◆ **Given records**

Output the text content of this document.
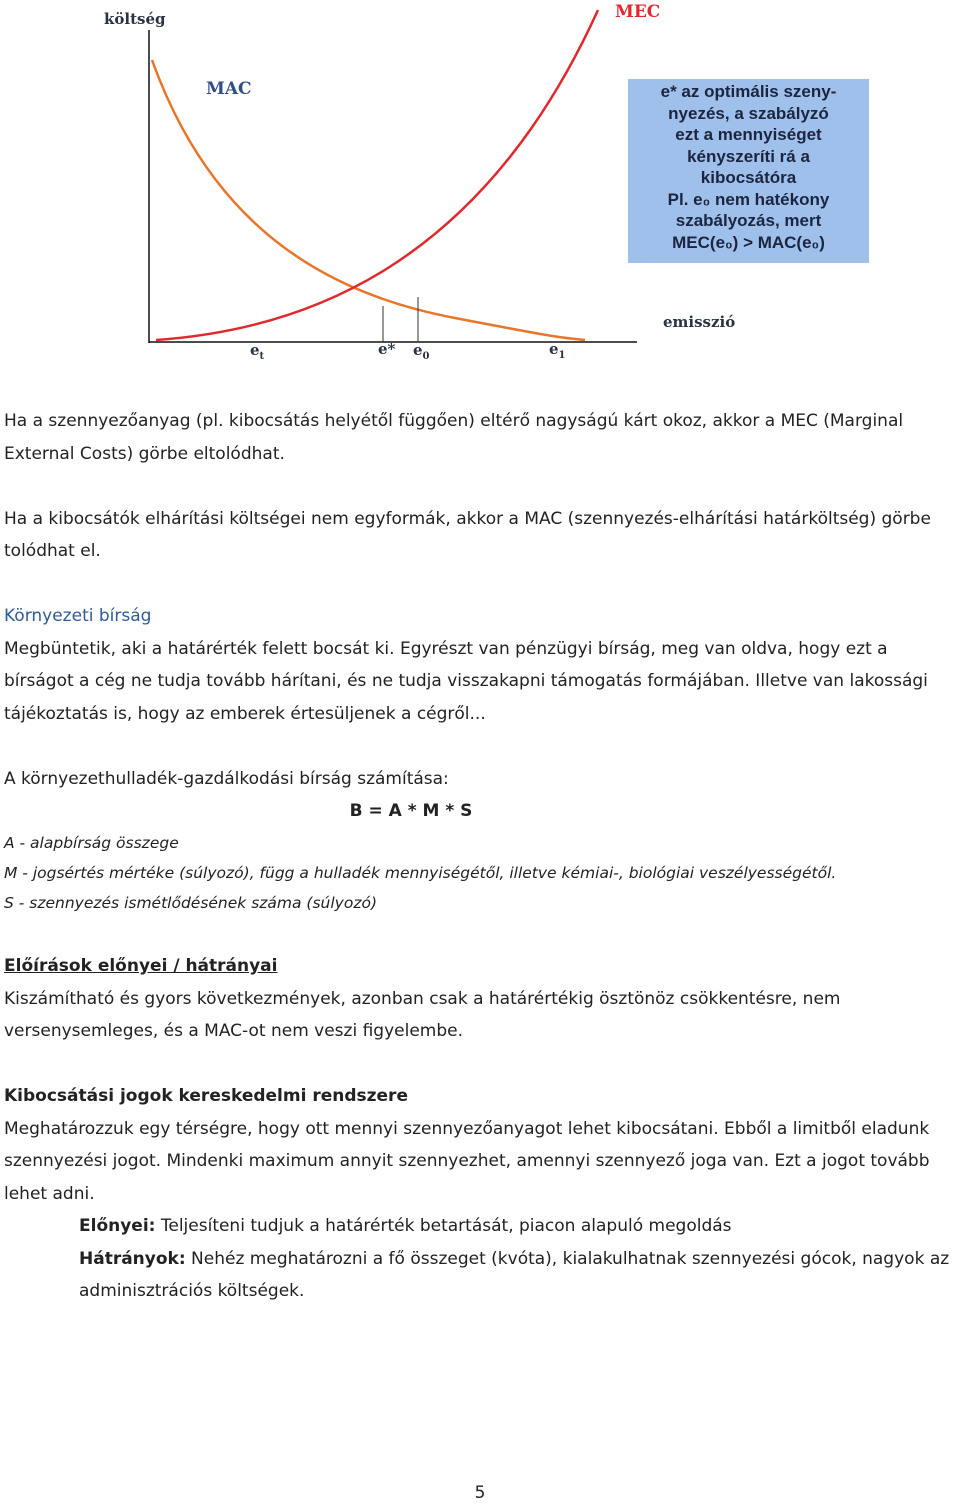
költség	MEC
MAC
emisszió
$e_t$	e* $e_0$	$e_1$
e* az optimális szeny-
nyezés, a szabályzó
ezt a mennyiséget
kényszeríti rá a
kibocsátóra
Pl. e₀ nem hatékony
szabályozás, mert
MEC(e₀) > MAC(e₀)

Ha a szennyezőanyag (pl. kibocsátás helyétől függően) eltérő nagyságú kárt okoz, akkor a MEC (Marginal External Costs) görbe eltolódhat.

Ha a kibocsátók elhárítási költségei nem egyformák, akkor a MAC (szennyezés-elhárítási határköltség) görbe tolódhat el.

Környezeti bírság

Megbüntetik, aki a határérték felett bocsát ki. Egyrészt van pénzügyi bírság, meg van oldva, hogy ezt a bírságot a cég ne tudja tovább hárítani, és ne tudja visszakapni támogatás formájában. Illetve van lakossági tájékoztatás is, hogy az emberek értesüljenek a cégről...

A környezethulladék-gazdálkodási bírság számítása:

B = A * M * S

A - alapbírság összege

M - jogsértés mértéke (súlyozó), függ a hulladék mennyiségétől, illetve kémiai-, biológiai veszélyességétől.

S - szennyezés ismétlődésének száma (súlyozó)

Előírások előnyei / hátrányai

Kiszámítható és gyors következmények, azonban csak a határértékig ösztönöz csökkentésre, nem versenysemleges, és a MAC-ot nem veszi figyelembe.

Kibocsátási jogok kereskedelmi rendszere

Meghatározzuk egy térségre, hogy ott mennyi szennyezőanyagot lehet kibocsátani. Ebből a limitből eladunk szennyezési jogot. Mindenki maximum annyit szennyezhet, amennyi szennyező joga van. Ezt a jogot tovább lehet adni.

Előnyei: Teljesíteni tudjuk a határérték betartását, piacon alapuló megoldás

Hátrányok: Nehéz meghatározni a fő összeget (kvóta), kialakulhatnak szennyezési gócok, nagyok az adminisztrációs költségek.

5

◆ **What the exercise asks**
Determine how many lines contain the word "görbe" and reply with that number alone.

◆ **Worked answer**
2